Work to do
Copy each line that holds "info".

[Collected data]
--- Begin ---
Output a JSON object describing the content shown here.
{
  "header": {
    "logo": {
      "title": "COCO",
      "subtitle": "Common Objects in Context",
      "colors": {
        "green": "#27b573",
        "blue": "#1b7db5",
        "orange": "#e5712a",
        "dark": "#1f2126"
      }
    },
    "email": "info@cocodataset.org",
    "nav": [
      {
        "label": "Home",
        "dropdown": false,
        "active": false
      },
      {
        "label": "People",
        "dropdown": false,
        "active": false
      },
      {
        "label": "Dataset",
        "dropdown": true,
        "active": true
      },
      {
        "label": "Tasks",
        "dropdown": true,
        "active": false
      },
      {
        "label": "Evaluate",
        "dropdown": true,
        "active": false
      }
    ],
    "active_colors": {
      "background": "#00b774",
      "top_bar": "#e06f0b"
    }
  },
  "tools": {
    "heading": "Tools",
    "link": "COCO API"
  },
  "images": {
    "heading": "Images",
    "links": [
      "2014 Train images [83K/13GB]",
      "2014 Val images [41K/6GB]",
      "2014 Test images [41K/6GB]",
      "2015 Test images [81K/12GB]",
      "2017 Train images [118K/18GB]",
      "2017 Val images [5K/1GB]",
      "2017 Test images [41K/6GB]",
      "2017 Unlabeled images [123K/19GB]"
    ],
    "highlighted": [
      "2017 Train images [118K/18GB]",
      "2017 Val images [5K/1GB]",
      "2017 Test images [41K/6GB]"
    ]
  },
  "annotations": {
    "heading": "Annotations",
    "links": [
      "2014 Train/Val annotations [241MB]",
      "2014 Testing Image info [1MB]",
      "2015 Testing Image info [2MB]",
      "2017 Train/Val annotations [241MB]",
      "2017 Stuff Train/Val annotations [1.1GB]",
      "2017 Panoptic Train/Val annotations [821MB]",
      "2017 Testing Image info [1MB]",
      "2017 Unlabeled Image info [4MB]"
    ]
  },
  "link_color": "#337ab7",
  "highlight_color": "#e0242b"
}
--- End ---
Reply
    "email": "info@cocodataset.org",
      "2014 Testing Image info [1MB]",
      "2015 Testing Image info [2MB]",
      "2017 Testing Image info [1MB]",
      "2017 Unlabeled Image info [4MB]"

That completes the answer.